> WHAT YOU ARE ASKED TO DO: Pick out each line containing the string "nướng".

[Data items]
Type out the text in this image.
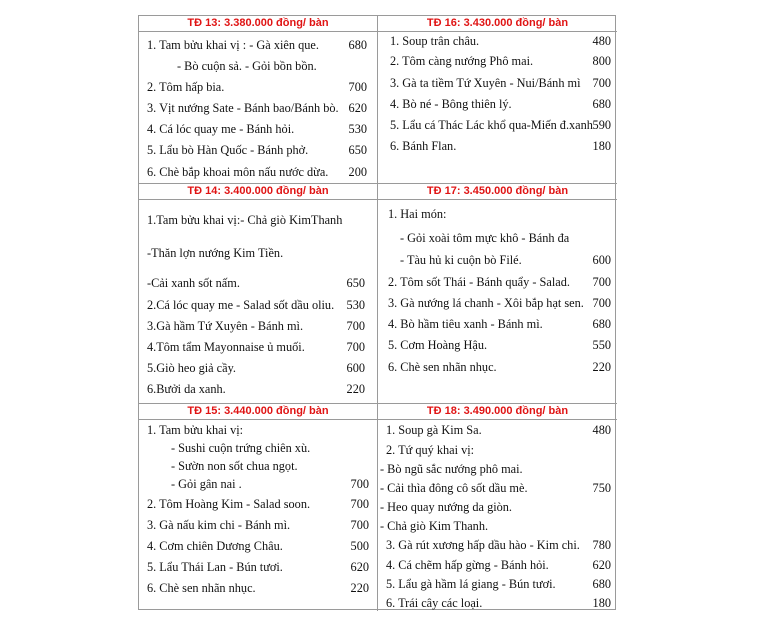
TĐ 13: 3.380.000 đồng/ bàn
1. Tam bửu khai vị : - Gà xiên que. 680
- Bò cuộn sả. - Gỏi bồn bồn.
2. Tôm hấp bia.	700
3. Vịt nướng Sate - Bánh bao/Bánh bò. 620
4. Cá lóc quay me - Bánh hỏi.	530
5. Lẩu bò Hàn Quốc - Bánh phở.	650
6. Chè bắp khoai môn nấu nước dừa. 200
TĐ 16: 3.430.000 đồng/ bàn
1. Soup trân châu.	480
2. Tôm càng nướng Phô mai.	800
3. Gà ta tiềm Tứ Xuyên - Nui/Bánh mì 700
4. Bò né - Bông thiên lý.	680
5. Lẩu cá Thác Lác khổ qua-Miến đ.xanh 590
6. Bánh Flan.	180
TĐ 14: 3.400.000 đồng/ bàn
1.Tam bửu khai vị:- Chả giò KimThanh
-Thăn lợn nướng Kim Tiền.
-Cải xanh sốt nấm.	650
2.Cá lóc quay me - Salad sốt dầu oliu. 530
3.Gà hầm Tứ Xuyên - Bánh mì.	700
4.Tôm tẩm Mayonnaise ủ muối.	700
5.Giò heo giả cầy.	600
6.Bưởi da xanh.	220
TĐ 17: 3.450.000 đồng/ bàn
1. Hai món:
- Gỏi xoài tôm mực khô - Bánh đa
- Tàu hủ ki cuộn bò Filé.	600
2. Tôm sốt Thái - Bánh quẩy - Salad. 700
3. Gà nướng lá chanh - Xôi bắp hạt sen. 700
4. Bò hầm tiêu xanh - Bánh mì.	680
5. Cơm Hoàng Hậu.	550
6. Chè sen nhãn nhục.	220
TĐ 15: 3.440.000 đồng/ bàn
1. Tam bửu khai vị:
- Sushi cuộn trứng chiên xù.
- Sườn non sốt chua ngọt.
- Gỏi gân nai .	700
2. Tôm Hoàng Kim - Salad soon.	700
3. Gà nấu kim chi - Bánh mì.	700
4. Cơm chiên Dương Châu.	500
5. Lẩu Thái Lan - Bún tươi.	620
6. Chè sen nhãn nhục.	220
TĐ 18: 3.490.000 đồng/ bàn
1. Soup gà Kim Sa.	480
2. Tứ quý khai vị:
- Bò ngũ sắc nướng phô mai.
- Cải thìa đông cô sốt dầu mè.	750
- Heo quay nướng da giòn.
- Chả giò Kim Thanh.
3. Gà rút xương hấp dầu hào - Kim chi. 780
4. Cá chẽm hấp gừng - Bánh hỏi.	620
5. Lẩu gà hầm lá giang - Bún tươi.	680
6. Trái cây các loại.	180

> EXERCISE RESPONSE:
3. Vịt nướng Sate - Bánh bao/Bánh bò. 620
2. Tôm càng nướng Phô mai.	800
-Thăn lợn nướng Kim Tiền.
3. Gà nướng lá chanh - Xôi bắp hạt sen. 700
- Bò ngũ sắc nướng phô mai.
- Heo quay nướng da giòn.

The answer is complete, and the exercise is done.